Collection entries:
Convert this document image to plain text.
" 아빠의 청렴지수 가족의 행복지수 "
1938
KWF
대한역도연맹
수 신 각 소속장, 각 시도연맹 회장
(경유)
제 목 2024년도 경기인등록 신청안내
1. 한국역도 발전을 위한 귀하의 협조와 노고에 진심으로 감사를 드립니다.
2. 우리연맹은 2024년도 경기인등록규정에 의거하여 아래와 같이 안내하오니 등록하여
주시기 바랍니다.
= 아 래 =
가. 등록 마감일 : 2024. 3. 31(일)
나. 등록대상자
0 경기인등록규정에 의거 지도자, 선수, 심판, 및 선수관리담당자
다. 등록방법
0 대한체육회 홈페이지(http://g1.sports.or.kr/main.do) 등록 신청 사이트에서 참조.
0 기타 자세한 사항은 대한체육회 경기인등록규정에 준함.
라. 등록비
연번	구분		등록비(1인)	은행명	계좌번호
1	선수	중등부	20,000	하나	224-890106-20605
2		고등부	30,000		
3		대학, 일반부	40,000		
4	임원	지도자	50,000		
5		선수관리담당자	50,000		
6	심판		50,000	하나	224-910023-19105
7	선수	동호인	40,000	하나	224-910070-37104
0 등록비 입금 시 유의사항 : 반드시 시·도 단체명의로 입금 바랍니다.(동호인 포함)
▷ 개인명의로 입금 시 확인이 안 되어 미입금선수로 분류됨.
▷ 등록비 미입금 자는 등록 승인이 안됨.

**STATED PROBLEM**. Restate the listing in full, word for word.

**WRITTEN ANSWER**.
Convert this document image to plain text.
" 아빠의 청렴지수 가족의 행복지수 "
1938
KWF
대한역도연맹
수 신 각 소속장, 각 시도연맹 회장
(경유)
제 목 2024년도 경기인등록 신청안내
1. 한국역도 발전을 위한 귀하의 협조와 노고에 진심으로 감사를 드립니다.
2. 우리연맹은 2024년도 경기인등록규정에 의거하여 아래와 같이 안내하오니 등록하여
주시기 바랍니다.
= 아 래 =
가. 등록 마감일 : 2024. 3. 31(일)
나. 등록대상자
0 경기인등록규정에 의거 지도자, 선수, 심판, 및 선수관리담당자
다. 등록방법
0 대한체육회 홈페이지(http://g1.sports.or.kr/main.do) 등록 신청 사이트에서 참조.
0 기타 자세한 사항은 대한체육회 경기인등록규정에 준함.
라. 등록비
연번	구분		등록비(1인)	은행명	계좌번호
1	선수	중등부	20,000	하나	224-890106-20605
2		고등부	30,000		
3		대학, 일반부	40,000		
4	임원	지도자	50,000		
5		선수관리담당자	50,000		
6	심판		50,000	하나	224-910023-19105
7	선수	동호인	40,000	하나	224-910070-37104
0 등록비 입금 시 유의사항 : 반드시 시·도 단체명의로 입금 바랍니다.(동호인 포함)
▷ 개인명의로 입금 시 확인이 안 되어 미입금선수로 분류됨.
▷ 등록비 미입금 자는 등록 승인이 안됨.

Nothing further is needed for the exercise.